*Task*: Print each line of the listing once more, precisely as given.

'''

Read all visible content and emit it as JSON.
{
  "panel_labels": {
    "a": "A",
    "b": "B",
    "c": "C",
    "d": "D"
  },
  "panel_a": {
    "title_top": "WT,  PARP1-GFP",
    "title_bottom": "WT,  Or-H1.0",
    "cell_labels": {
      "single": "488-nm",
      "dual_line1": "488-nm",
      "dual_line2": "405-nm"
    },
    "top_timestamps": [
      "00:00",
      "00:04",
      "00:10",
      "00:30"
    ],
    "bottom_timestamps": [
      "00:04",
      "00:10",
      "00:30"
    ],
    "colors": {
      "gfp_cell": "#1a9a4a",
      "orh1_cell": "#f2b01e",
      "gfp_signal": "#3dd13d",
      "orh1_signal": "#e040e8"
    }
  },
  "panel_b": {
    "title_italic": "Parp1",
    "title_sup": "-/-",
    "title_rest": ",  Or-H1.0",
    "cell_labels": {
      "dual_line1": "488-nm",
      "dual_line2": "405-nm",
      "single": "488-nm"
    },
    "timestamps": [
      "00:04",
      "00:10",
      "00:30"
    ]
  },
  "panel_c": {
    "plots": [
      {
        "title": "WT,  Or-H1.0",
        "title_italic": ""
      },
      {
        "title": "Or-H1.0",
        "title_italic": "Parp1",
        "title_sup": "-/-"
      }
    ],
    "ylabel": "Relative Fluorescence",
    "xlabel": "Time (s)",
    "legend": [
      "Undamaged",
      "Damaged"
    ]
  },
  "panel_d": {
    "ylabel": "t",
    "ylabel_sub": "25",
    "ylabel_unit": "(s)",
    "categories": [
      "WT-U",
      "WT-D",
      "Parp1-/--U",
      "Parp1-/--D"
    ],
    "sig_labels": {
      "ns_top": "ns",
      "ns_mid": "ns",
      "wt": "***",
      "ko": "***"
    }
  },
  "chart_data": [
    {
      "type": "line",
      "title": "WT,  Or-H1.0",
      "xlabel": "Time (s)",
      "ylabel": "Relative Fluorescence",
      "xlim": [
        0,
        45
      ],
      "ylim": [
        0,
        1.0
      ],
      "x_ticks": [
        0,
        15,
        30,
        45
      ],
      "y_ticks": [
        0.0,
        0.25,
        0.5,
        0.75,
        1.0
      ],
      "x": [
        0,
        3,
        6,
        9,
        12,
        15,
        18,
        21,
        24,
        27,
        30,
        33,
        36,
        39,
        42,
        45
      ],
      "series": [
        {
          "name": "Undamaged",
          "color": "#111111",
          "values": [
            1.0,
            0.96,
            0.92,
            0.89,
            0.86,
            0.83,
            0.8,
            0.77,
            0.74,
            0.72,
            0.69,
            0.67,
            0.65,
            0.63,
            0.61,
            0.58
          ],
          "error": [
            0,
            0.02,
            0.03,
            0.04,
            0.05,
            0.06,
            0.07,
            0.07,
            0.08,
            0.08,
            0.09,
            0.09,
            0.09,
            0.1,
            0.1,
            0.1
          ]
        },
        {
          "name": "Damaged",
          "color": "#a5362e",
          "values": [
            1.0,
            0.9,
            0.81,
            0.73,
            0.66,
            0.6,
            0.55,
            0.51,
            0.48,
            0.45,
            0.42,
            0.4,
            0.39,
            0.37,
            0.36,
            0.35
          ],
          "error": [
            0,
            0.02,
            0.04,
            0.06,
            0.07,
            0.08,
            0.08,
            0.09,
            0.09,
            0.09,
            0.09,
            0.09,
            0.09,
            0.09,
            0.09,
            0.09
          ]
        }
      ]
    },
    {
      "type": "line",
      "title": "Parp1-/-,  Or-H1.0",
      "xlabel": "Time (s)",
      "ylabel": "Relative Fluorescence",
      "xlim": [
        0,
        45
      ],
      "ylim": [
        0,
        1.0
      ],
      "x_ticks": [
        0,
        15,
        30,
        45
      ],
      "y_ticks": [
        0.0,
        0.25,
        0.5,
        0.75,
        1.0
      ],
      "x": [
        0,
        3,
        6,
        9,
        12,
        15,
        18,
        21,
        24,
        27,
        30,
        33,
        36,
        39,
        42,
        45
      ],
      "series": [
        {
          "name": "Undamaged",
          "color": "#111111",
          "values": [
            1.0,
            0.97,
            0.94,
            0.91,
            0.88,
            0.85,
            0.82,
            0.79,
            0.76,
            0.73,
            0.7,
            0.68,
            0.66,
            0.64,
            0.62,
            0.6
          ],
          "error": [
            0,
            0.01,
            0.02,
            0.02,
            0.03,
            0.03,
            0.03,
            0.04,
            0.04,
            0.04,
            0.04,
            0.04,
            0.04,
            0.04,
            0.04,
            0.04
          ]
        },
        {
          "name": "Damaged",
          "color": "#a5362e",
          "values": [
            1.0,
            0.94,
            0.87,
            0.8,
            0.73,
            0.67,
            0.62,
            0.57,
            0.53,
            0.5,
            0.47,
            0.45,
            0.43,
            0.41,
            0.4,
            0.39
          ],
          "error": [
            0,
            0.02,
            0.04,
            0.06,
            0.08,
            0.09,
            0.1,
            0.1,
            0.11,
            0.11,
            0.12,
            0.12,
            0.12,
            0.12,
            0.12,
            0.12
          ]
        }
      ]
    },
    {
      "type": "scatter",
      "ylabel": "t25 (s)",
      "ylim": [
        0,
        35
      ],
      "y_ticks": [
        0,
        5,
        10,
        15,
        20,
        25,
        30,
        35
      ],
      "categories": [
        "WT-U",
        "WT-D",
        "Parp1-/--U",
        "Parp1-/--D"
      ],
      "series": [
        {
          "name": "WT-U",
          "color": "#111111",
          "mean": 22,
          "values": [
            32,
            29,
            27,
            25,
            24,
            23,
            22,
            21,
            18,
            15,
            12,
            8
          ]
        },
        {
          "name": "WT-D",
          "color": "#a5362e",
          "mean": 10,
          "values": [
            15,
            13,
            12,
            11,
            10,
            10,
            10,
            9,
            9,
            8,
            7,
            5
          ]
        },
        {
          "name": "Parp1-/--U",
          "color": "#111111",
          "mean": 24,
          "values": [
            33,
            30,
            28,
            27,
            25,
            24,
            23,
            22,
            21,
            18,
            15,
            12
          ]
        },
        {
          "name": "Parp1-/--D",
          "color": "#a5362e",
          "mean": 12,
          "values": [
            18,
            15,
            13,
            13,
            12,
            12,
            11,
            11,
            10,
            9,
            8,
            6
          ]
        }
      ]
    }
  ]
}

'''

*Problem solution*:
Read all visible content and emit it as JSON.
{
  "panel_labels": {
    "a": "A",
    "b": "B",
    "c": "C",
    "d": "D"
  },
  "panel_a": {
    "title_top": "WT,  PARP1-GFP",
    "title_bottom": "WT,  Or-H1.0",
    "cell_labels": {
      "single": "488-nm",
      "dual_line1": "488-nm",
      "dual_line2": "405-nm"
    },
    "top_timestamps": [
      "00:00",
      "00:04",
      "00:10",
      "00:30"
    ],
    "bottom_timestamps": [
      "00:04",
      "00:10",
      "00:30"
    ],
    "colors": {
      "gfp_cell": "#1a9a4a",
      "orh1_cell": "#f2b01e",
      "gfp_signal": "#3dd13d",
      "orh1_signal": "#e040e8"
    }
  },
  "panel_b": {
    "title_italic": "Parp1",
    "title_sup": "-/-",
    "title_rest": ",  Or-H1.0",
    "cell_labels": {
      "dual_line1": "488-nm",
      "dual_line2": "405-nm",
      "single": "488-nm"
    },
    "timestamps": [
      "00:04",
      "00:10",
      "00:30"
    ]
  },
  "panel_c": {
    "plots": [
      {
        "title": "WT,  Or-H1.0",
        "title_italic": ""
      },
      {
        "title": "Or-H1.0",
        "title_italic": "Parp1",
        "title_sup": "-/-"
      }
    ],
    "ylabel": "Relative Fluorescence",
    "xlabel": "Time (s)",
    "legend": [
      "Undamaged",
      "Damaged"
    ]
  },
  "panel_d": {
    "ylabel": "t",
    "ylabel_sub": "25",
    "ylabel_unit": "(s)",
    "categories": [
      "WT-U",
      "WT-D",
      "Parp1-/--U",
      "Parp1-/--D"
    ],
    "sig_labels": {
      "ns_top": "ns",
      "ns_mid": "ns",
      "wt": "***",
      "ko": "***"
    }
  },
  "chart_data": [
    {
      "type": "line",
      "title": "WT,  Or-H1.0",
      "xlabel": "Time (s)",
      "ylabel": "Relative Fluorescence",
      "xlim": [
        0,
        45
      ],
      "ylim": [
        0,
        1.0
      ],
      "x_ticks": [
        0,
        15,
        30,
        45
      ],
      "y_ticks": [
        0.0,
        0.25,
        0.5,
        0.75,
        1.0
      ],
      "x": [
        0,
        3,
        6,
        9,
        12,
        15,
        18,
        21,
        24,
        27,
        30,
        33,
        36,
        39,
        42,
        45
      ],
      "series": [
        {
          "name": "Undamaged",
          "color": "#111111",
          "values": [
            1.0,
            0.96,
            0.92,
            0.89,
            0.86,
            0.83,
            0.8,
            0.77,
            0.74,
            0.72,
            0.69,
            0.67,
            0.65,
            0.63,
            0.61,
            0.58
          ],
          "error": [
            0,
            0.02,
            0.03,
            0.04,
            0.05,
            0.06,
            0.07,
            0.07,
            0.08,
            0.08,
            0.09,
            0.09,
            0.09,
            0.1,
            0.1,
            0.1
          ]
        },
        {
          "name": "Damaged",
          "color": "#a5362e",
          "values": [
            1.0,
            0.9,
            0.81,
            0.73,
            0.66,
            0.6,
            0.55,
            0.51,
            0.48,
            0.45,
            0.42,
            0.4,
            0.39,
            0.37,
            0.36,
            0.35
          ],
          "error": [
            0,
            0.02,
            0.04,
            0.06,
            0.07,
            0.08,
            0.08,
            0.09,
            0.09,
            0.09,
            0.09,
            0.09,
            0.09,
            0.09,
            0.09,
            0.09
          ]
        }
      ]
    },
    {
      "type": "line",
      "title": "Parp1-/-,  Or-H1.0",
      "xlabel": "Time (s)",
      "ylabel": "Relative Fluorescence",
      "xlim": [
        0,
        45
      ],
      "ylim": [
        0,
        1.0
      ],
      "x_ticks": [
        0,
        15,
        30,
        45
      ],
      "y_ticks": [
        0.0,
        0.25,
        0.5,
        0.75,
        1.0
      ],
      "x": [
        0,
        3,
        6,
        9,
        12,
        15,
        18,
        21,
        24,
        27,
        30,
        33,
        36,
        39,
        42,
        45
      ],
      "series": [
        {
          "name": "Undamaged",
          "color": "#111111",
          "values": [
            1.0,
            0.97,
            0.94,
            0.91,
            0.88,
            0.85,
            0.82,
            0.79,
            0.76,
            0.73,
            0.7,
            0.68,
            0.66,
            0.64,
            0.62,
            0.6
          ],
          "error": [
            0,
            0.01,
            0.02,
            0.02,
            0.03,
            0.03,
            0.03,
            0.04,
            0.04,
            0.04,
            0.04,
            0.04,
            0.04,
            0.04,
            0.04,
            0.04
          ]
        },
        {
          "name": "Damaged",
          "color": "#a5362e",
          "values": [
            1.0,
            0.94,
            0.87,
            0.8,
            0.73,
            0.67,
            0.62,
            0.57,
            0.53,
            0.5,
            0.47,
            0.45,
            0.43,
            0.41,
            0.4,
            0.39
          ],
          "error": [
            0,
            0.02,
            0.04,
            0.06,
            0.08,
            0.09,
            0.1,
            0.1,
            0.11,
            0.11,
            0.12,
            0.12,
            0.12,
            0.12,
            0.12,
            0.12
          ]
        }
      ]
    },
    {
      "type": "scatter",
      "ylabel": "t25 (s)",
      "ylim": [
        0,
        35
      ],
      "y_ticks": [
        0,
        5,
        10,
        15,
        20,
        25,
        30,
        35
      ],
      "categories": [
        "WT-U",
        "WT-D",
        "Parp1-/--U",
        "Parp1-/--D"
      ],
      "series": [
        {
          "name": "WT-U",
          "color": "#111111",
          "mean": 22,
          "values": [
            32,
            29,
            27,
            25,
            24,
            23,
            22,
            21,
            18,
            15,
            12,
            8
          ]
        },
        {
          "name": "WT-D",
          "color": "#a5362e",
          "mean": 10,
          "values": [
            15,
            13,
            12,
            11,
            10,
            10,
            10,
            9,
            9,
            8,
            7,
            5
          ]
        },
        {
          "name": "Parp1-/--U",
          "color": "#111111",
          "mean": 24,
          "values": [
            33,
            30,
            28,
            27,
            25,
            24,
            23,
            22,
            21,
            18,
            15,
            12
          ]
        },
        {
          "name": "Parp1-/--D",
          "color": "#a5362e",
          "mean": 12,
          "values": [
            18,
            15,
            13,
            13,
            12,
            12,
            11,
            11,
            10,
            9,
            8,
            6
          ]
        }
      ]
    }
  ]
}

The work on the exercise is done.